What you should do - Write out every line of the material as it stands, apart from the pictures.

Raw records -
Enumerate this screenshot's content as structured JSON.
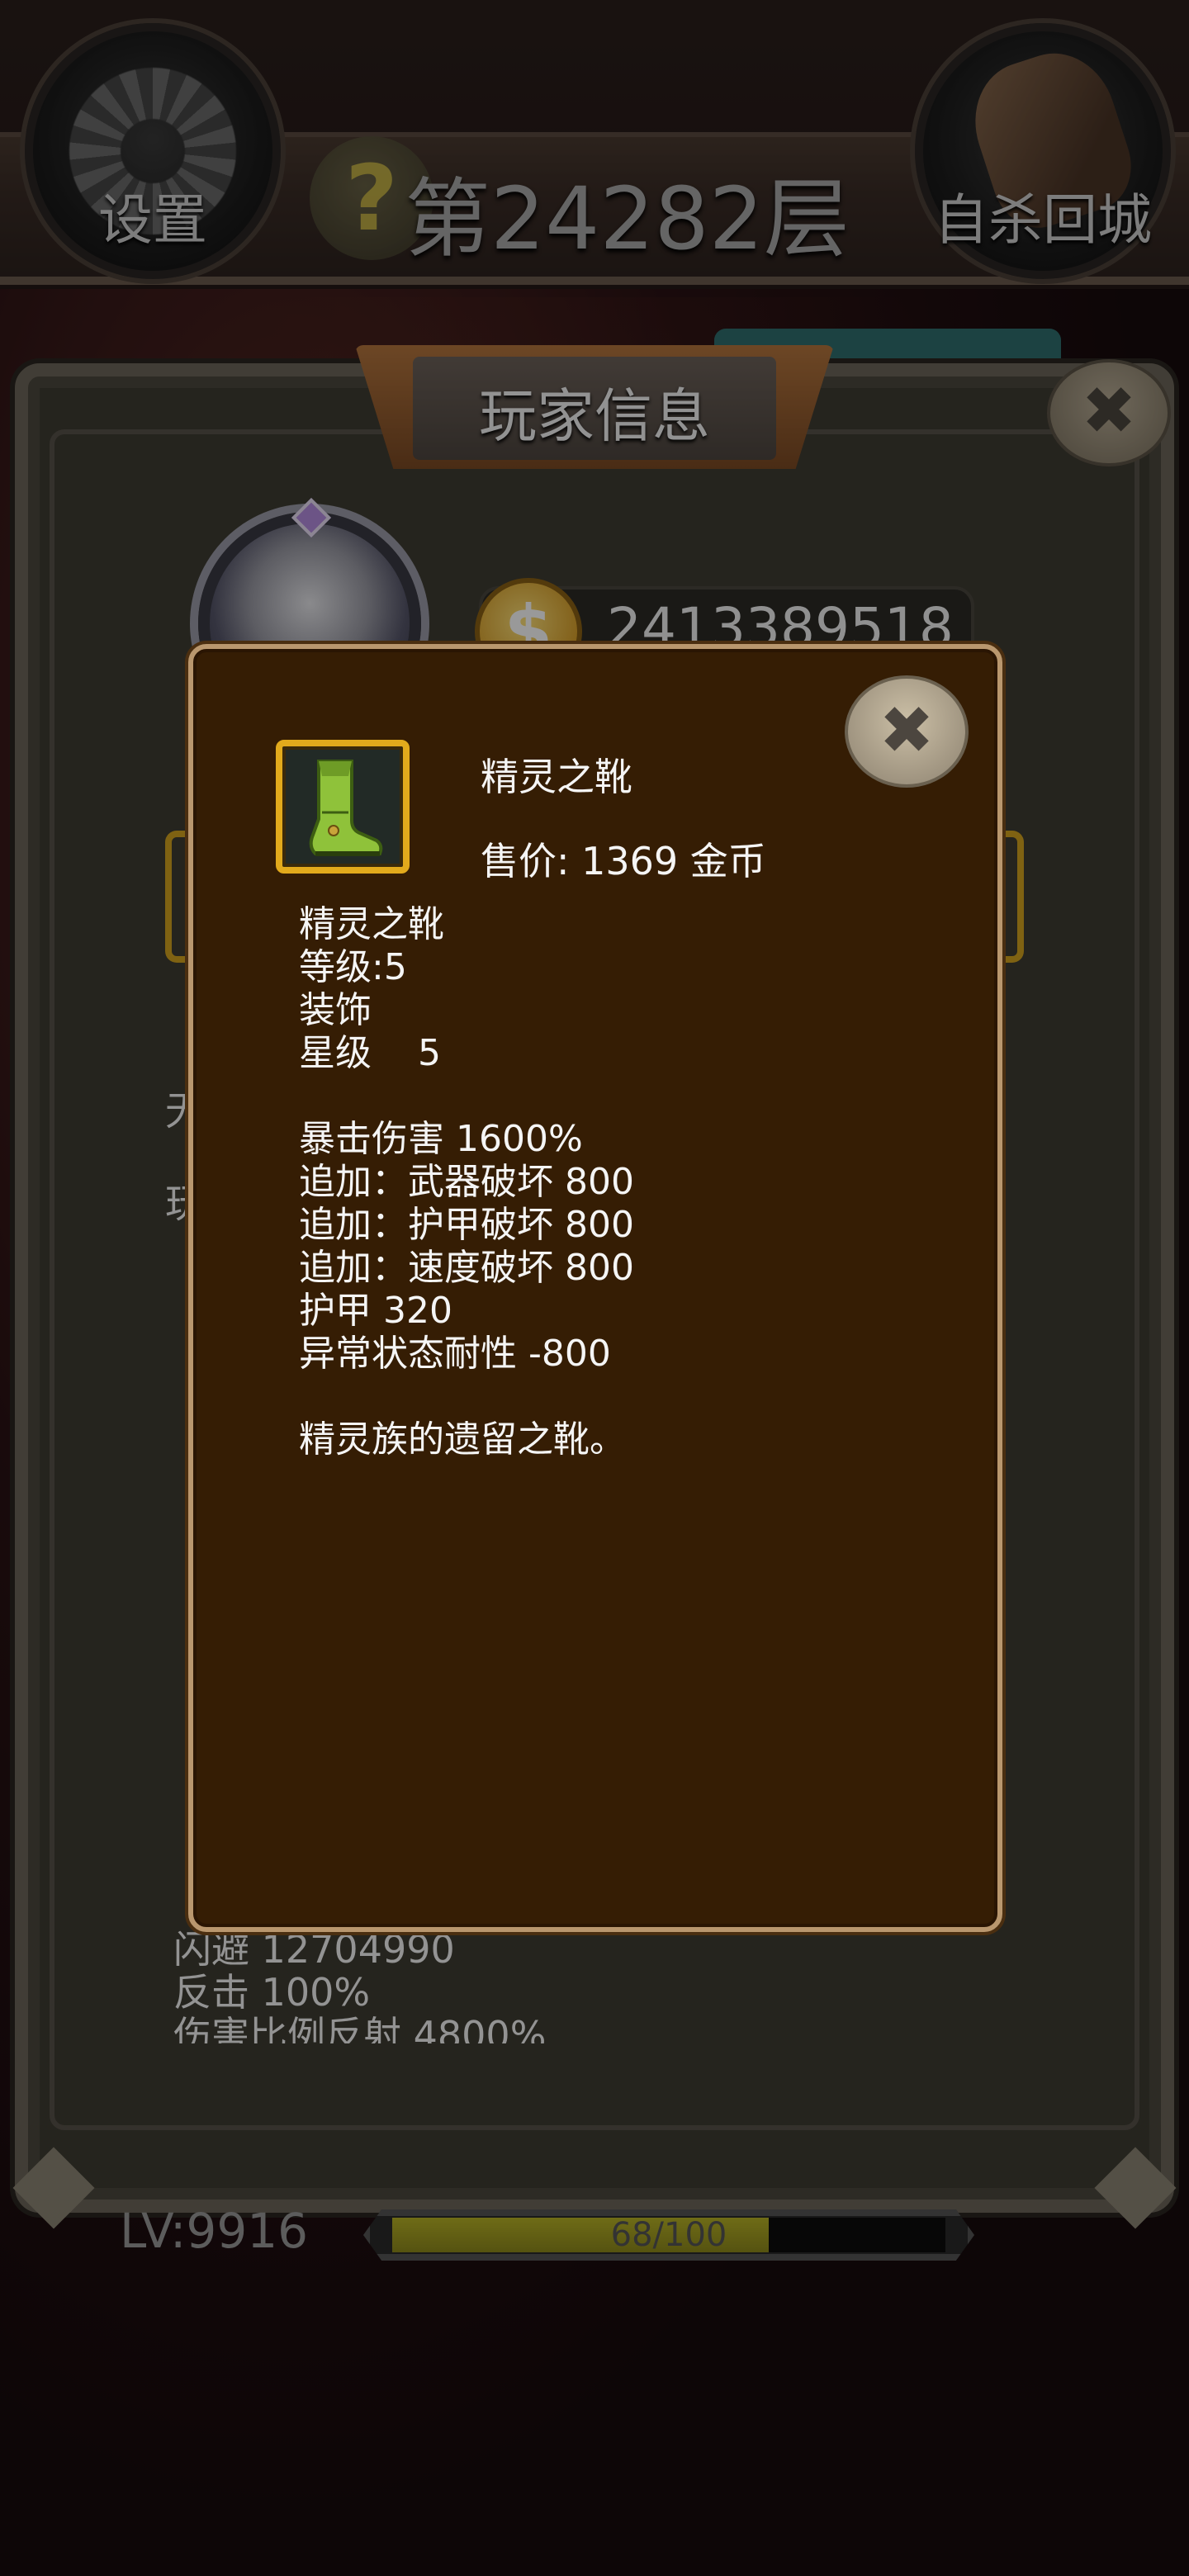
{
  "hud": {
    "settings_label": "设置",
    "floor_title": "第24282层",
    "return_label": "自杀回城"
  },
  "panel": {
    "title": "玩家信息",
    "gold": "2413389518",
    "partial_chars": [
      "无",
      "玩"
    ],
    "stats_visible": [
      "闪避 12704990",
      "反击 100%",
      "伤害比例反射 4800%"
    ],
    "level": "LV:9916",
    "xp_text": "68/100",
    "xp_fraction": 0.68
  },
  "item": {
    "name": "精灵之靴",
    "price_line": "售价: 1369 金币",
    "details": [
      "精灵之靴",
      "等级:5",
      "装饰",
      "星级    5",
      "",
      "暴击伤害 1600%",
      "追加：武器破坏 800",
      "追加：护甲破坏 800",
      "追加：速度破坏 800",
      "护甲 320",
      "异常状态耐性 -800",
      "",
      "精灵族的遗留之靴。"
    ]
  },
  "icons": {
    "close": "close-icon",
    "coin": "coin-icon",
    "help": "help-icon",
    "gear": "gear-icon",
    "fist": "fist-icon",
    "boot": "boot-icon"
  },
  "colors": {
    "modal_bg": "#351d04",
    "modal_border": "#b9976e",
    "item_frame": "#e2aa1c",
    "xp_fill": "#b9b426"
  }
}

Task answer -
Enumerate this screenshot's content as structured JSON.
{
  "hud": {
    "settings_label": "设置",
    "floor_title": "第24282层",
    "return_label": "自杀回城"
  },
  "panel": {
    "title": "玩家信息",
    "gold": "2413389518",
    "partial_chars": [
      "无",
      "玩"
    ],
    "stats_visible": [
      "闪避 12704990",
      "反击 100%",
      "伤害比例反射 4800%"
    ],
    "level": "LV:9916",
    "xp_text": "68/100",
    "xp_fraction": 0.68
  },
  "item": {
    "name": "精灵之靴",
    "price_line": "售价: 1369 金币",
    "details": [
      "精灵之靴",
      "等级:5",
      "装饰",
      "星级    5",
      "",
      "暴击伤害 1600%",
      "追加：武器破坏 800",
      "追加：护甲破坏 800",
      "追加：速度破坏 800",
      "护甲 320",
      "异常状态耐性 -800",
      "",
      "精灵族的遗留之靴。"
    ]
  },
  "icons": {
    "close": "close-icon",
    "coin": "coin-icon",
    "help": "help-icon",
    "gear": "gear-icon",
    "fist": "fist-icon",
    "boot": "boot-icon"
  },
  "colors": {
    "modal_bg": "#351d04",
    "modal_border": "#b9976e",
    "item_frame": "#e2aa1c",
    "xp_fill": "#b9b426"
  }
}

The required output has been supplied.